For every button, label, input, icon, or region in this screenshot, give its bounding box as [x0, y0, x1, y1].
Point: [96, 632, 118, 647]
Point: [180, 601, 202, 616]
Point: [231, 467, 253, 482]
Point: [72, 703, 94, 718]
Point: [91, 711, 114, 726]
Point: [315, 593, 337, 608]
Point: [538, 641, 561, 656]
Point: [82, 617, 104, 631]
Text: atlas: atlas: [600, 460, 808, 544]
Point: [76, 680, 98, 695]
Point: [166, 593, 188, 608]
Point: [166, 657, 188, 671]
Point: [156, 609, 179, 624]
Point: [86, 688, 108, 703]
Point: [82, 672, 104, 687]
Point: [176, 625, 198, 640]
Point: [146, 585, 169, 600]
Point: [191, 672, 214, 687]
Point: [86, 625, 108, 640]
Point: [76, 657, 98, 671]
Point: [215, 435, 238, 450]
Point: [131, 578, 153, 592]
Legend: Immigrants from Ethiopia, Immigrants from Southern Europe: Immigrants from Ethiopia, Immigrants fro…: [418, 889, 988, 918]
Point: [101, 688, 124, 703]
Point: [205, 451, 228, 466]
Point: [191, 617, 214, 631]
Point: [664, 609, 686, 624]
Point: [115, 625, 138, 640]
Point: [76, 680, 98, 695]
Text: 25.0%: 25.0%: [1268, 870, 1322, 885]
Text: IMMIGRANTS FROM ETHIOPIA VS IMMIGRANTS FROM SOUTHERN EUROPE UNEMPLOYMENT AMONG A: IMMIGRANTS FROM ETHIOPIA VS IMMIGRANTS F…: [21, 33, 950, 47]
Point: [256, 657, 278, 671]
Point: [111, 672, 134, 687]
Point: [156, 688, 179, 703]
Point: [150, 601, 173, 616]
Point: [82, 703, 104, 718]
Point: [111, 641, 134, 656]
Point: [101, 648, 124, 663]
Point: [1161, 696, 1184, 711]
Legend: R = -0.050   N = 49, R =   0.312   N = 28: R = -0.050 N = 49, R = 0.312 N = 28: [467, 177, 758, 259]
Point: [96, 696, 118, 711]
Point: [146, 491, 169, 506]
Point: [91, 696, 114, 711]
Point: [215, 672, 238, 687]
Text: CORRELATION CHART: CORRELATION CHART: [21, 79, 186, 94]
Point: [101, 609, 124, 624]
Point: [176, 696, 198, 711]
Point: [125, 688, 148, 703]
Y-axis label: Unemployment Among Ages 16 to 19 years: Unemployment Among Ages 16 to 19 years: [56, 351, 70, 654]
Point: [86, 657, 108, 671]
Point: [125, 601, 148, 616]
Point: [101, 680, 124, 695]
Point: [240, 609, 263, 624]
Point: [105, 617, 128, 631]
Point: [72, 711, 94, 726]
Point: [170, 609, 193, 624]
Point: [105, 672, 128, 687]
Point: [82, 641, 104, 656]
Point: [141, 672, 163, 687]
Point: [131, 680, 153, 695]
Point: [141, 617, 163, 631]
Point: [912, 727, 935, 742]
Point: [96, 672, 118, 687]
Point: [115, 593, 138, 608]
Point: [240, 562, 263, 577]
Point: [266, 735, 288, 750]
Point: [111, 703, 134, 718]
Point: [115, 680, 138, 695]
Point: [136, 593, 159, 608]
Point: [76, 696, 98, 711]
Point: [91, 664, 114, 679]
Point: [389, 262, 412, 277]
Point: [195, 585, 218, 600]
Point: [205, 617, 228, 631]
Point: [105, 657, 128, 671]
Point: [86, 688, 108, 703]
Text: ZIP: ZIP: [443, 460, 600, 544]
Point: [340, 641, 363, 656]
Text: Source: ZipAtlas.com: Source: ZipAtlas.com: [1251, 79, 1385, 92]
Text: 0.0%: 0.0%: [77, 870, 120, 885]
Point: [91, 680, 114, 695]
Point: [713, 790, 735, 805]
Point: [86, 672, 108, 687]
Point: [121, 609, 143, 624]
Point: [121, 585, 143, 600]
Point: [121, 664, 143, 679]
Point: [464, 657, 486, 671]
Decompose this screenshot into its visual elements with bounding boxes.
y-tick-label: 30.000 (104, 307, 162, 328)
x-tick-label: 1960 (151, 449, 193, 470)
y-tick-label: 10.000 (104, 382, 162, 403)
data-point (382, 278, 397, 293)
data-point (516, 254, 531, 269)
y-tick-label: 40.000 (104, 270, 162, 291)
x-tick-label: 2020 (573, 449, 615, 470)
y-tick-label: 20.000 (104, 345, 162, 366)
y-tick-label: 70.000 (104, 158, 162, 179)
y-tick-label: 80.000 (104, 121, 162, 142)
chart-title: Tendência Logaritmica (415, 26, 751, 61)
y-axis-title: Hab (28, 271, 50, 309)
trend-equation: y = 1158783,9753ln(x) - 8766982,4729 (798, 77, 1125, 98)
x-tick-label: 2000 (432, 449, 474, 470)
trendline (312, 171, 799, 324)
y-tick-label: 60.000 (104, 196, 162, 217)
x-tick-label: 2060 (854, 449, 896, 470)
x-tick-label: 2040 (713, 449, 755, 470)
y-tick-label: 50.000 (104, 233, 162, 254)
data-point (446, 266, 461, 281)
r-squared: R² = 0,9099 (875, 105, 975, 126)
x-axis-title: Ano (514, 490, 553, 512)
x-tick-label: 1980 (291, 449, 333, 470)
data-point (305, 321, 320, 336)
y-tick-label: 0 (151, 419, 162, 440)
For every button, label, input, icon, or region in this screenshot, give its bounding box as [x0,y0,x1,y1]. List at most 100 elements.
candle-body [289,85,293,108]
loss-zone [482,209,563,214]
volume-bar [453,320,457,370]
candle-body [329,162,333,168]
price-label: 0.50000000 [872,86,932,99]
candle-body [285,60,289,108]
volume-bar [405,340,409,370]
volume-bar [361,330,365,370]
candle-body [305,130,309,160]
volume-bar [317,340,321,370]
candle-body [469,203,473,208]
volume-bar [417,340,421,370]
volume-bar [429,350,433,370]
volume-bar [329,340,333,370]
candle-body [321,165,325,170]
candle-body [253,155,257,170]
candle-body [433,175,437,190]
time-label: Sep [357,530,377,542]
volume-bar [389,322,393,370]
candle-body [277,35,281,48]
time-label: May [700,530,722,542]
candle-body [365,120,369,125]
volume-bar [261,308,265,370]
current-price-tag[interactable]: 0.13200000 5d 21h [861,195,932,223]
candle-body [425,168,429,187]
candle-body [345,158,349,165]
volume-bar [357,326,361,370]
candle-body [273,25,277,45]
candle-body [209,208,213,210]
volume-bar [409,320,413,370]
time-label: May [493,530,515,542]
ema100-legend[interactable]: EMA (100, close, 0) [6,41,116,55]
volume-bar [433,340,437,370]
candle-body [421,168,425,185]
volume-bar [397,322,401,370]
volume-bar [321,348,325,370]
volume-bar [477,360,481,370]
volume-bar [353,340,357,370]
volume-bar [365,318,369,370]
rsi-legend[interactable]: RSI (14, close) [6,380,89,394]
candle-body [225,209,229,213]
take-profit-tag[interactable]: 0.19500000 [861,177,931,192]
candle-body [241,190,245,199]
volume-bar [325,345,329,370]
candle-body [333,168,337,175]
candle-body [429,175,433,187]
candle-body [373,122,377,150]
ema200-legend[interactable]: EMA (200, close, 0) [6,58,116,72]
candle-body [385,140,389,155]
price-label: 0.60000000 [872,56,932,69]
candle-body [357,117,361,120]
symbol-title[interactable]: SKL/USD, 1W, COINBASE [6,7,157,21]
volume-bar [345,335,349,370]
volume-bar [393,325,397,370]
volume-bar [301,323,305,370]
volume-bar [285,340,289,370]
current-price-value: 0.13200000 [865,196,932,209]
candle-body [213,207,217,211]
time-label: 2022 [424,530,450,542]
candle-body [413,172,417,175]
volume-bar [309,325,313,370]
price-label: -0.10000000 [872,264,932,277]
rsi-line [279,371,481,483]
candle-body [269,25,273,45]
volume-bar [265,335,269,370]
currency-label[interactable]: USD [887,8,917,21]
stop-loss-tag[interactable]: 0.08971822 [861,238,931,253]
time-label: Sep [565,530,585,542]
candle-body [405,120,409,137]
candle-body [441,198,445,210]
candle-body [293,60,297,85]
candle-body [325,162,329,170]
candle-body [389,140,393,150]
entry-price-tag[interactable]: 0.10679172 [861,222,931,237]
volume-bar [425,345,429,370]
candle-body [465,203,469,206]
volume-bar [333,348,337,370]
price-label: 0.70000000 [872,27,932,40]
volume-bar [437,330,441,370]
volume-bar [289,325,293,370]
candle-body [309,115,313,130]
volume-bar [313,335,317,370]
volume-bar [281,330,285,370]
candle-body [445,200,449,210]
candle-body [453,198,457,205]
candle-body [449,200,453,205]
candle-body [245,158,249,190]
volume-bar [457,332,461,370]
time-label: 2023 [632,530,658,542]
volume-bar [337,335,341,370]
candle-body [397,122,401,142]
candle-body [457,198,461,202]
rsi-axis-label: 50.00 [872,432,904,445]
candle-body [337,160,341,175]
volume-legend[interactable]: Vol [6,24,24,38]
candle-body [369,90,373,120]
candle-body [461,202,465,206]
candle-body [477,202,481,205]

-------

**Exercise goal:** Output the stretch of items from the start of the records through the line containing "Point: [91, 711, 114, 726]", both ends included, copying every line unchanged.

**Solved problem:**
For every button, label, input, icon, or region in this screenshot, give its bounding box as [x0, y0, x1, y1].
Point: [96, 632, 118, 647]
Point: [180, 601, 202, 616]
Point: [231, 467, 253, 482]
Point: [72, 703, 94, 718]
Point: [91, 711, 114, 726]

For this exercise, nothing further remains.